──────── RAW RECORDS ────────
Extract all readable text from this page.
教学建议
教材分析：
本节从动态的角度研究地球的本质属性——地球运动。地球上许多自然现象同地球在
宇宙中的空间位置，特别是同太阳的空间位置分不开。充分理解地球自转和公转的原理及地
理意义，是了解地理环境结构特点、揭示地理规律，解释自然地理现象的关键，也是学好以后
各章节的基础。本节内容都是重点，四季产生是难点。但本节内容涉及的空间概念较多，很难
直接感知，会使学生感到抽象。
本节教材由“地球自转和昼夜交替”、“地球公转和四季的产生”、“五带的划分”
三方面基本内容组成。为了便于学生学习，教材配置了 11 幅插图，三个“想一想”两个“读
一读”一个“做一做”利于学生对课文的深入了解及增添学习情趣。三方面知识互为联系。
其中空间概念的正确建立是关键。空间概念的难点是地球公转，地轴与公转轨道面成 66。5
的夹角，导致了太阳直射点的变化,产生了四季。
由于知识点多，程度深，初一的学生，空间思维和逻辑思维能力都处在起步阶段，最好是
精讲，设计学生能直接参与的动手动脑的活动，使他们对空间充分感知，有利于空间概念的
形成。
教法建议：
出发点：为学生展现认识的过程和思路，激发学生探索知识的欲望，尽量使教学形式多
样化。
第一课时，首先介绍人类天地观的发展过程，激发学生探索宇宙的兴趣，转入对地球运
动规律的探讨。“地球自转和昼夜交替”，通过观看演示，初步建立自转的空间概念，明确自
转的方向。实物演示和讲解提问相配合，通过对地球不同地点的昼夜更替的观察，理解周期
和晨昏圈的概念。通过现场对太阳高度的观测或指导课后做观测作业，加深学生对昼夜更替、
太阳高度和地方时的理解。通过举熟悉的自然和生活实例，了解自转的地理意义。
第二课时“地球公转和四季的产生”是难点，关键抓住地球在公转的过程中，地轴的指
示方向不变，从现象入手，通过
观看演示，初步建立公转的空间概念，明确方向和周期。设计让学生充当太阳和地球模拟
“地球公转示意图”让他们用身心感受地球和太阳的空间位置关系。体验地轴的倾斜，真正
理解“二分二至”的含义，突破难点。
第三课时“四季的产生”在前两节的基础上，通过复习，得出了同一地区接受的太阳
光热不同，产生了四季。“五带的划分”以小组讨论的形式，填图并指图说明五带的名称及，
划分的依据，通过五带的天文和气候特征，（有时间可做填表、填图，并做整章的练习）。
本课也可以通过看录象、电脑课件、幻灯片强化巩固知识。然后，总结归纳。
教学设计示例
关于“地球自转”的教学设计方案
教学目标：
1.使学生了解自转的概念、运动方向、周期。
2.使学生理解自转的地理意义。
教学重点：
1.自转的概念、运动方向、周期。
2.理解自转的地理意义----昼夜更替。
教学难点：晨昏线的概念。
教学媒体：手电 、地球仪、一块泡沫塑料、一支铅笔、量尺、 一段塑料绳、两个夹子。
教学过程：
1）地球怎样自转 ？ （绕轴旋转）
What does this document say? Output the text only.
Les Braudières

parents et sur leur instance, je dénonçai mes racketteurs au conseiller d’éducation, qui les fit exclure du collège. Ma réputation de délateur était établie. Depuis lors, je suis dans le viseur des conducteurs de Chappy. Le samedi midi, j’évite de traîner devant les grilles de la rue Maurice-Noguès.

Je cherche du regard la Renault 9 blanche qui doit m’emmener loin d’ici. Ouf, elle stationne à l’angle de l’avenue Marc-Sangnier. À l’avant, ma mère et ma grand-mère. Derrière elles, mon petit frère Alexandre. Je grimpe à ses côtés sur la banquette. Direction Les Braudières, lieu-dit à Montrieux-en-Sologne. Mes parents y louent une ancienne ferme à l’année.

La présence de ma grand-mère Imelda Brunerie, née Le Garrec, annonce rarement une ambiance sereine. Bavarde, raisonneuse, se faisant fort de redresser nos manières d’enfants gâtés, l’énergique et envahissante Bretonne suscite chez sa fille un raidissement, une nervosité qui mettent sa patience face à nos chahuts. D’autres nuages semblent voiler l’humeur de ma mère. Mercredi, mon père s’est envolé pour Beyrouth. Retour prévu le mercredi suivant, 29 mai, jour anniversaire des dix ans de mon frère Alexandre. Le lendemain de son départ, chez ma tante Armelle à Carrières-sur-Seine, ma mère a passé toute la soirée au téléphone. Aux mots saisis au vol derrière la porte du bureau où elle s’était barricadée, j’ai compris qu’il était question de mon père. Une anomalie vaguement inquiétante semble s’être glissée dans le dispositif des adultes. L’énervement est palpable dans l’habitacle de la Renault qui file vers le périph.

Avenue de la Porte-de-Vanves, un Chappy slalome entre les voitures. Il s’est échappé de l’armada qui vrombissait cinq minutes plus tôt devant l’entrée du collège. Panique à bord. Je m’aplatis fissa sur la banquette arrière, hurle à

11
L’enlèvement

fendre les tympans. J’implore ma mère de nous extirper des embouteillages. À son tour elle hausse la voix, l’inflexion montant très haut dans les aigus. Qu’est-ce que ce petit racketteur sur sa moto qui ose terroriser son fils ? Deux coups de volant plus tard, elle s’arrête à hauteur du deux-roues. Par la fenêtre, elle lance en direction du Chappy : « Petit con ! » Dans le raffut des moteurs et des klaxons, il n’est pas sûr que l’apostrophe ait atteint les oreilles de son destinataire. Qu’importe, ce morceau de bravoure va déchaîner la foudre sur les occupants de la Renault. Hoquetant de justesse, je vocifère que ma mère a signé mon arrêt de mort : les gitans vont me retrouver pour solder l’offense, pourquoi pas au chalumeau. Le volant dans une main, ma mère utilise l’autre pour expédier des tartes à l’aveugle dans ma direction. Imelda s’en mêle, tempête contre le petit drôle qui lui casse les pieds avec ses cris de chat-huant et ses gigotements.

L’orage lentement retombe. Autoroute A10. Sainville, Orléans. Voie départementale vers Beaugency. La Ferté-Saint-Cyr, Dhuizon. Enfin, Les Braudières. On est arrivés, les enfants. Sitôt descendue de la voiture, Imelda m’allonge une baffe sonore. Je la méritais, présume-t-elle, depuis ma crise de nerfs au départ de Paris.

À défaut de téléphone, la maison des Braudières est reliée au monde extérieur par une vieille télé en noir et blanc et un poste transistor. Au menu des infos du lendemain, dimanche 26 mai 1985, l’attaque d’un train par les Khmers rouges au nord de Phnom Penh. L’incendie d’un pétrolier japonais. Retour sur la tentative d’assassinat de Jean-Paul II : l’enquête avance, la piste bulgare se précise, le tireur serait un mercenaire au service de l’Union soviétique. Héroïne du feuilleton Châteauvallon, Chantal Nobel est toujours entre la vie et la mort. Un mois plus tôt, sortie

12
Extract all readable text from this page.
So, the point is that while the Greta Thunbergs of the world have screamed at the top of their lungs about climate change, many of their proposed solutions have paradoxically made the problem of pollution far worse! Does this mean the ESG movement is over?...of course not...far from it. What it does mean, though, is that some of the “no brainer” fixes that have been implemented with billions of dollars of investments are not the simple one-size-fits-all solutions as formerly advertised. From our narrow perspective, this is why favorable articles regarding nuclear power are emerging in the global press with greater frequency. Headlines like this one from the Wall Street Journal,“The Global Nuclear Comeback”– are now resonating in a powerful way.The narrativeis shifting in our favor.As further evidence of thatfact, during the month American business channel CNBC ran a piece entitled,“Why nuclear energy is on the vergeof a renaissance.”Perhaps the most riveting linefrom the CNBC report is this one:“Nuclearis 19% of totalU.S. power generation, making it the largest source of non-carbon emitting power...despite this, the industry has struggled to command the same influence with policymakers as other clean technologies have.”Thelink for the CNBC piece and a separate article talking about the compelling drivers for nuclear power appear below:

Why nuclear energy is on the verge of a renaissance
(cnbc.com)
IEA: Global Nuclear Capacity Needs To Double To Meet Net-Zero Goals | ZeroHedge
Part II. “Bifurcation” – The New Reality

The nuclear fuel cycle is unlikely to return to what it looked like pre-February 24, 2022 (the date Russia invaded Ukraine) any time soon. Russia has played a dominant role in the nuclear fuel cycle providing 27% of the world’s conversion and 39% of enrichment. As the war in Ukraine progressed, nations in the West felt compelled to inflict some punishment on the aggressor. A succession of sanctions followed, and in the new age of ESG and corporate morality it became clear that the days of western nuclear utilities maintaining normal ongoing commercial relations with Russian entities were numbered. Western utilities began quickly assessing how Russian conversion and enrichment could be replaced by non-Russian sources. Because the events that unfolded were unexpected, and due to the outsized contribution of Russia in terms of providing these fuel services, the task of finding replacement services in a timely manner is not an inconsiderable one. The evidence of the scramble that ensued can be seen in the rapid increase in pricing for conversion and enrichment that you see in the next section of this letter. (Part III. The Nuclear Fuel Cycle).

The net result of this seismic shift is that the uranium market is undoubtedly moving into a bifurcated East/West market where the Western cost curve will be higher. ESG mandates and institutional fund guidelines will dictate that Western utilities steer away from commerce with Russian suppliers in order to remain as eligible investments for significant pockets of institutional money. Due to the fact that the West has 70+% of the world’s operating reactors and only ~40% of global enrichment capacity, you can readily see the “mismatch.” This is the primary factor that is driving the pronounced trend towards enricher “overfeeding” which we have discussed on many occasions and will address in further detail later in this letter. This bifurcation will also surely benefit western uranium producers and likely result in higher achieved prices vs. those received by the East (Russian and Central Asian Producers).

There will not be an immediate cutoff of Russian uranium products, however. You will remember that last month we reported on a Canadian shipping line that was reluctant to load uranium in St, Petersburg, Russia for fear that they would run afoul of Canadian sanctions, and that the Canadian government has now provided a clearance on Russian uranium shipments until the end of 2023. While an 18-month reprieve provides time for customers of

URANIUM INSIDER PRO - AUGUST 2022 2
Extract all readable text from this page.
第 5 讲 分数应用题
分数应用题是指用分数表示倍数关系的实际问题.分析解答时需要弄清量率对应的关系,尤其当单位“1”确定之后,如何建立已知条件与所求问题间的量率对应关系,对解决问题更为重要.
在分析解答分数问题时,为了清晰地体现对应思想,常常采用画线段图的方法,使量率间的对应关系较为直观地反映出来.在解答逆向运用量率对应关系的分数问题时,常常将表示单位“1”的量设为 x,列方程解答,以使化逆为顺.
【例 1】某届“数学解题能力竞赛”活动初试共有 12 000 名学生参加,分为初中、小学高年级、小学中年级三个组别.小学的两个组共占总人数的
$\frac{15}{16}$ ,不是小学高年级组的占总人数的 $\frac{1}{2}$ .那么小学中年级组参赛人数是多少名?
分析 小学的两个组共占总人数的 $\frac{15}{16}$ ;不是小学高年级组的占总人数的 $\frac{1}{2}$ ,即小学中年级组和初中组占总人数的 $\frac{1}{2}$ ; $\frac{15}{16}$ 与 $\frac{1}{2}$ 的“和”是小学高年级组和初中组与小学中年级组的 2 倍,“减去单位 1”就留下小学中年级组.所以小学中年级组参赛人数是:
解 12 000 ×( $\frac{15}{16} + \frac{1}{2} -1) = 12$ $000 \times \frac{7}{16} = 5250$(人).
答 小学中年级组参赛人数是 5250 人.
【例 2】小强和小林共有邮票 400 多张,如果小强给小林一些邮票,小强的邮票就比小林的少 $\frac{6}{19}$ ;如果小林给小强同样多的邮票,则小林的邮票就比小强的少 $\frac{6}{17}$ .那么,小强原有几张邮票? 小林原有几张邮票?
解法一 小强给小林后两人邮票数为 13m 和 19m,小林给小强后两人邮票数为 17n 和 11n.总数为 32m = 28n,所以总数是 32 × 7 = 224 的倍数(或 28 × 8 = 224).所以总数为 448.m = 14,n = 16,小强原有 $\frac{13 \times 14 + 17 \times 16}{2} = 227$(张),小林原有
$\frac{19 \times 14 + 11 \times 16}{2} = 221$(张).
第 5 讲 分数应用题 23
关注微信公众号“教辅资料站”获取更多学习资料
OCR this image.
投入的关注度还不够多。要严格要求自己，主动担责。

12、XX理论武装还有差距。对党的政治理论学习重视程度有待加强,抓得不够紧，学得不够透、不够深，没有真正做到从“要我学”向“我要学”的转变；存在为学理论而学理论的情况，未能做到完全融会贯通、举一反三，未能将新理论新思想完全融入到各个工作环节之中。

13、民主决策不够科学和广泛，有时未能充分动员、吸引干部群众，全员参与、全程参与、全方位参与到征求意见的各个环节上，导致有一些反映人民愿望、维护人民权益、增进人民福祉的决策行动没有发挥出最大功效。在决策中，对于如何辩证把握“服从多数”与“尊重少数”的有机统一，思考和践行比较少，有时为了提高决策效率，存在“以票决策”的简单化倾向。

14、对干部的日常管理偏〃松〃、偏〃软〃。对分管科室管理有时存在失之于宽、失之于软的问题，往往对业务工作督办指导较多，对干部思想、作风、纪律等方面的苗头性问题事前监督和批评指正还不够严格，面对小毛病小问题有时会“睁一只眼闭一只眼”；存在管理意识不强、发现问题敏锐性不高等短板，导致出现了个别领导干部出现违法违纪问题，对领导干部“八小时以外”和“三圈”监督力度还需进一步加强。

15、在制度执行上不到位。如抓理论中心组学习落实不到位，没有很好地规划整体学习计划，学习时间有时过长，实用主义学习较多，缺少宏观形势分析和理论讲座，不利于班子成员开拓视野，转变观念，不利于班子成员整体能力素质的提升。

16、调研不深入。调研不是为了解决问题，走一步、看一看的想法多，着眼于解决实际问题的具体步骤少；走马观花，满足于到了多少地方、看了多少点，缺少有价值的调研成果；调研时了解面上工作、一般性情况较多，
────────
> _GIVEN EXERCISE_
Find all lines where the word "产生了四季" appears. Copy them.

> _TASK RESULT_
的夹角，导致了太阳直射点的变化,产生了四季。
光热不同，产生了四季。“五带的划分”以小组讨论的形式，填图并指图说明五带的名称及，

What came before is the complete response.